**Task to carry out:**
Without including any images, reproduce each entry exactly.

**Data supplied:**
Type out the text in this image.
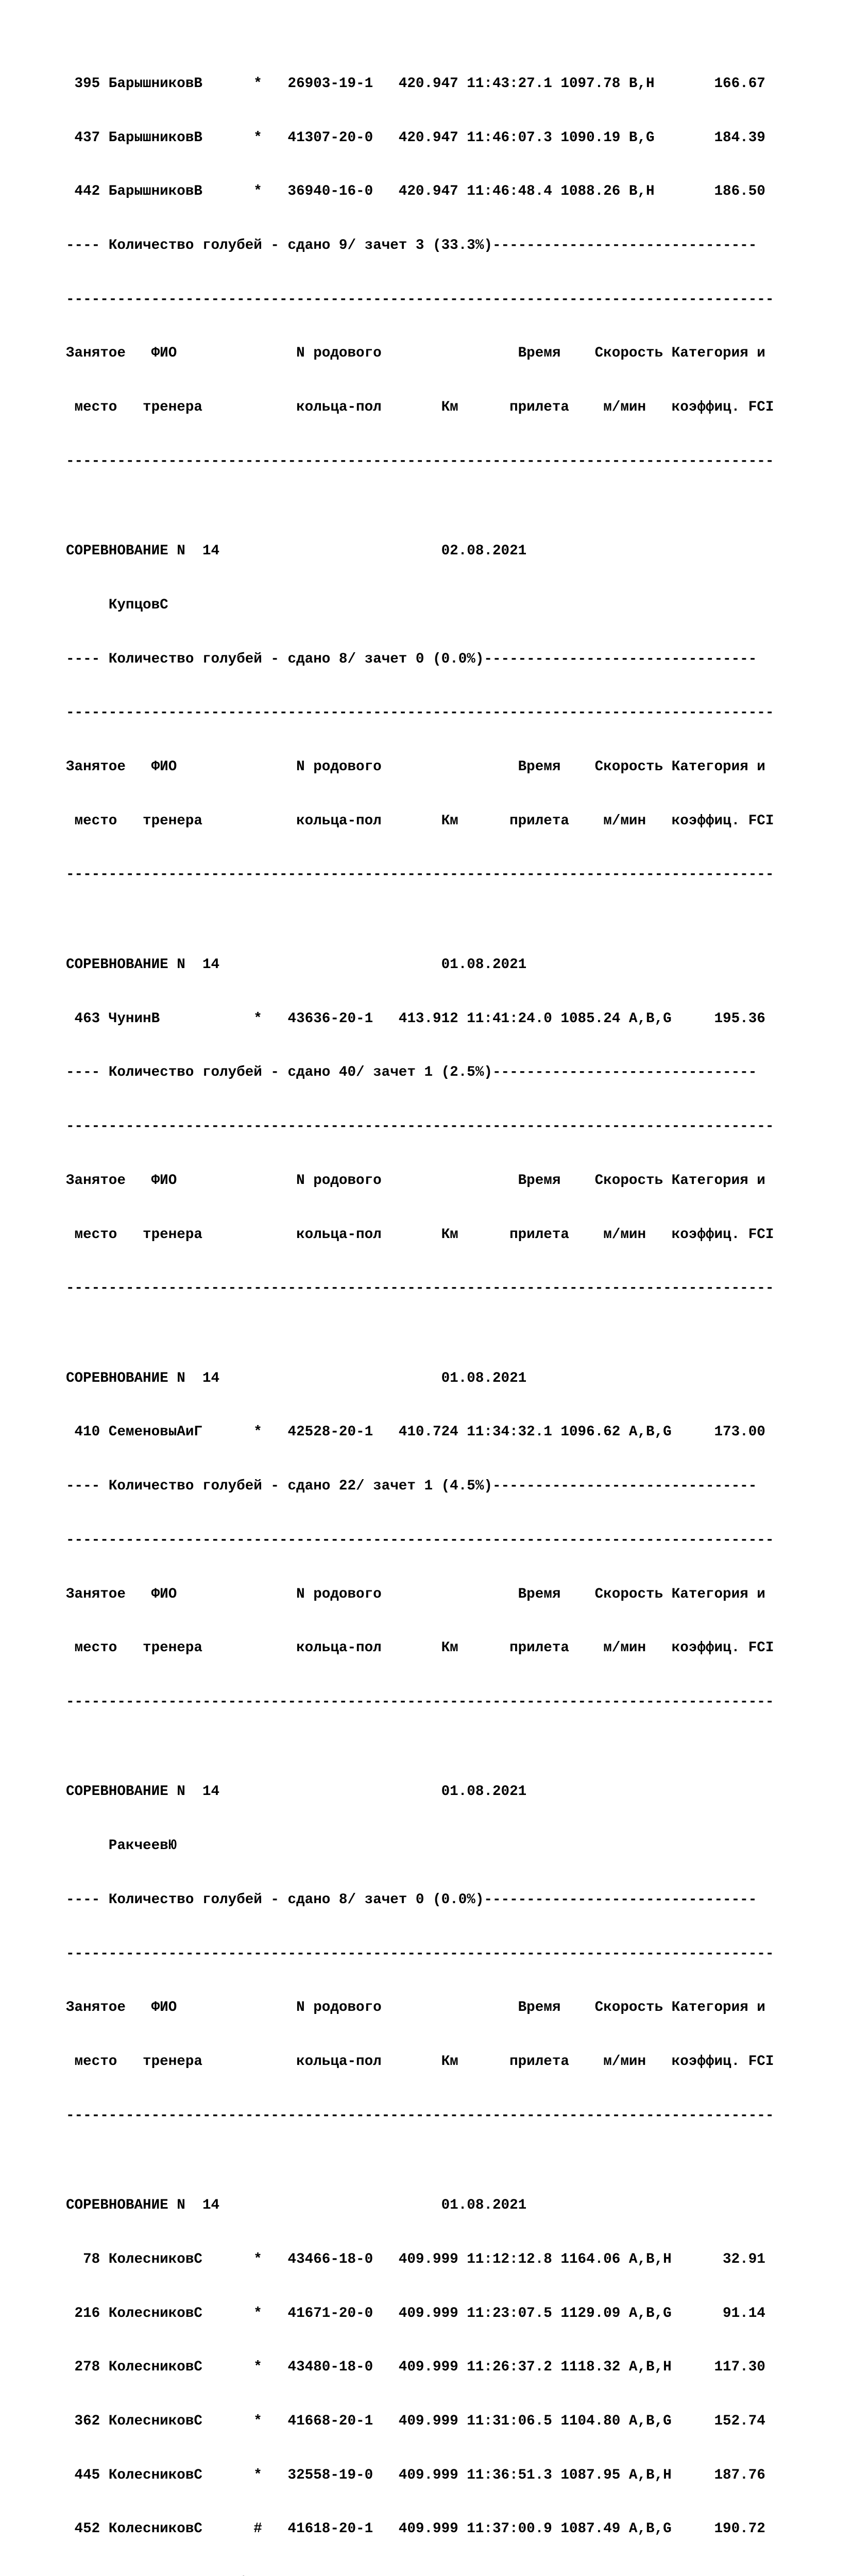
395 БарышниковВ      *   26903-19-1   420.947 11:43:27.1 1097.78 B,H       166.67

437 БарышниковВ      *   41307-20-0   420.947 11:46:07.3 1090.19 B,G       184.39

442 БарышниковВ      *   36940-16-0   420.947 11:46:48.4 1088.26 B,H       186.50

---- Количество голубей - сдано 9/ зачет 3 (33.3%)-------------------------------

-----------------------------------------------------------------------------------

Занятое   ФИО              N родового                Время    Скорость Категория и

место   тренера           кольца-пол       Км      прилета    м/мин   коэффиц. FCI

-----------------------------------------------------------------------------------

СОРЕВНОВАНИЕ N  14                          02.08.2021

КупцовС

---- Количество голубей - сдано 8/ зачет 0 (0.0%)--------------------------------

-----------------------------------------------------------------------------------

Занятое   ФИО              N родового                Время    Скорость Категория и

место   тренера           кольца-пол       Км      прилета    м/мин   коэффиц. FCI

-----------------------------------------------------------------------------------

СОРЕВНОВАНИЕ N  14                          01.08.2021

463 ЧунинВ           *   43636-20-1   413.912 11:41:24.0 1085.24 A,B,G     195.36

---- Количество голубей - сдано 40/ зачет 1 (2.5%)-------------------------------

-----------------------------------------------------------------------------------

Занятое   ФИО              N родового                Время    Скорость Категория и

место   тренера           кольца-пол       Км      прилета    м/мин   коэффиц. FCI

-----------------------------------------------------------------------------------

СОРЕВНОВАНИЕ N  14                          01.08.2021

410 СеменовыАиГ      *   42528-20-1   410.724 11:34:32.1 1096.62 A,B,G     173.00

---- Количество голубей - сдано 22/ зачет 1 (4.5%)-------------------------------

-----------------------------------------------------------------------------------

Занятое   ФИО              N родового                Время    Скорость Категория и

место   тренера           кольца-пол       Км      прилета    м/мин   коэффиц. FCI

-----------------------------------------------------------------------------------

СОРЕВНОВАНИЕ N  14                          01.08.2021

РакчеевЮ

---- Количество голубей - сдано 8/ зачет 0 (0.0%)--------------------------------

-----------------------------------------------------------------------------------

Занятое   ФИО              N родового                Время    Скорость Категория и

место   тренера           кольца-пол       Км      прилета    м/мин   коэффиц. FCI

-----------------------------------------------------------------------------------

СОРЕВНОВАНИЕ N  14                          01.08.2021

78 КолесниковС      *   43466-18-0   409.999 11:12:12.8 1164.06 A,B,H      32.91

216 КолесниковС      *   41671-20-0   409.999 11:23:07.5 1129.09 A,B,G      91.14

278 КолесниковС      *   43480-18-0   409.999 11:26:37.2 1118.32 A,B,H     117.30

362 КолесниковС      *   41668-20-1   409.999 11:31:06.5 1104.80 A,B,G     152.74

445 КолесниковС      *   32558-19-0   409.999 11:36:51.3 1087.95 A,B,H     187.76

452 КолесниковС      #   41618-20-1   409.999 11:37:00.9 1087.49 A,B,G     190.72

**Complete answer:**
Type out the text in this image.
395 БарышниковВ      *   26903-19-1   420.947 11:43:27.1 1097.78 B,H       166.67

437 БарышниковВ      *   41307-20-0   420.947 11:46:07.3 1090.19 B,G       184.39

442 БарышниковВ      *   36940-16-0   420.947 11:46:48.4 1088.26 B,H       186.50

---- Количество голубей - сдано 9/ зачет 3 (33.3%)-------------------------------

-----------------------------------------------------------------------------------

Занятое   ФИО              N родового                Время    Скорость Категория и

место   тренера           кольца-пол       Км      прилета    м/мин   коэффиц. FCI

-----------------------------------------------------------------------------------

СОРЕВНОВАНИЕ N  14                          02.08.2021

КупцовС

---- Количество голубей - сдано 8/ зачет 0 (0.0%)--------------------------------

-----------------------------------------------------------------------------------

Занятое   ФИО              N родового                Время    Скорость Категория и

место   тренера           кольца-пол       Км      прилета    м/мин   коэффиц. FCI

-----------------------------------------------------------------------------------

СОРЕВНОВАНИЕ N  14                          01.08.2021

463 ЧунинВ           *   43636-20-1   413.912 11:41:24.0 1085.24 A,B,G     195.36

---- Количество голубей - сдано 40/ зачет 1 (2.5%)-------------------------------

-----------------------------------------------------------------------------------

Занятое   ФИО              N родового                Время    Скорость Категория и

место   тренера           кольца-пол       Км      прилета    м/мин   коэффиц. FCI

-----------------------------------------------------------------------------------

СОРЕВНОВАНИЕ N  14                          01.08.2021

410 СеменовыАиГ      *   42528-20-1   410.724 11:34:32.1 1096.62 A,B,G     173.00

---- Количество голубей - сдано 22/ зачет 1 (4.5%)-------------------------------

-----------------------------------------------------------------------------------

Занятое   ФИО              N родового                Время    Скорость Категория и

место   тренера           кольца-пол       Км      прилета    м/мин   коэффиц. FCI

-----------------------------------------------------------------------------------

СОРЕВНОВАНИЕ N  14                          01.08.2021

РакчеевЮ

---- Количество голубей - сдано 8/ зачет 0 (0.0%)--------------------------------

-----------------------------------------------------------------------------------

Занятое   ФИО              N родового                Время    Скорость Категория и

место   тренера           кольца-пол       Км      прилета    м/мин   коэффиц. FCI

-----------------------------------------------------------------------------------

СОРЕВНОВАНИЕ N  14                          01.08.2021

78 КолесниковС      *   43466-18-0   409.999 11:12:12.8 1164.06 A,B,H      32.91

216 КолесниковС      *   41671-20-0   409.999 11:23:07.5 1129.09 A,B,G      91.14

278 КолесниковС      *   43480-18-0   409.999 11:26:37.2 1118.32 A,B,H     117.30

362 КолесниковС      *   41668-20-1   409.999 11:31:06.5 1104.80 A,B,G     152.74

445 КолесниковС      *   32558-19-0   409.999 11:36:51.3 1087.95 A,B,H     187.76

452 КолесниковС      #   41618-20-1   409.999 11:37:00.9 1087.49 A,B,G     190.72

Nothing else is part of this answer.